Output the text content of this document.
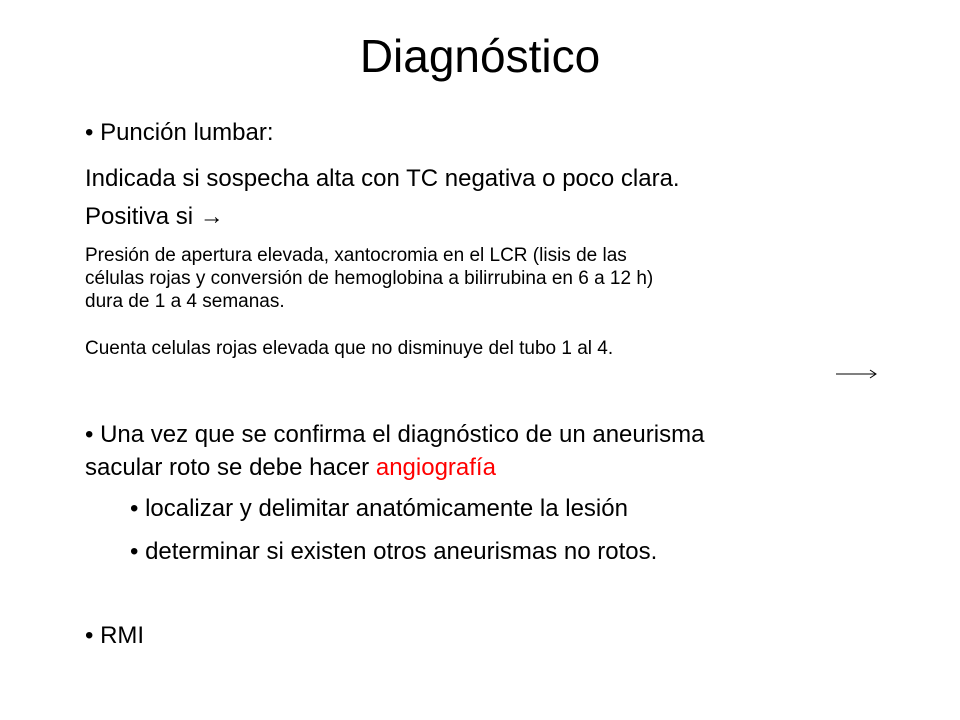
Diagnóstico
• Punción lumbar:
Indicada si sospecha alta con TC negativa o poco clara.
Positiva si →
Presión de apertura elevada, xantocromia en el LCR (lisis de las
células rojas y conversión de hemoglobina a bilirrubina en 6 a 12 h)
dura de 1 a 4 semanas.
Cuenta celulas rojas elevada que no disminuye del tubo 1 al 4.
• Una vez que se confirma el diagnóstico de un aneurisma
sacular roto se debe hacer angiografía
• localizar y delimitar anatómicamente la lesión
• determinar si existen otros aneurismas no rotos.
• RMI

* * * *

» **Problem to solve**: Go back to the records above and write them out exactly, without the pictures.

» **Response to this exercise**:
Output the text content of this document.
Diagnóstico
• Punción lumbar:
Indicada si sospecha alta con TC negativa o poco clara.
Positiva si →
Presión de apertura elevada, xantocromia en el LCR (lisis de las
células rojas y conversión de hemoglobina a bilirrubina en 6 a 12 h)
dura de 1 a 4 semanas.
Cuenta celulas rojas elevada que no disminuye del tubo 1 al 4.
• Una vez que se confirma el diagnóstico de un aneurisma
sacular roto se debe hacer angiografía
• localizar y delimitar anatómicamente la lesión
• determinar si existen otros aneurismas no rotos.
• RMI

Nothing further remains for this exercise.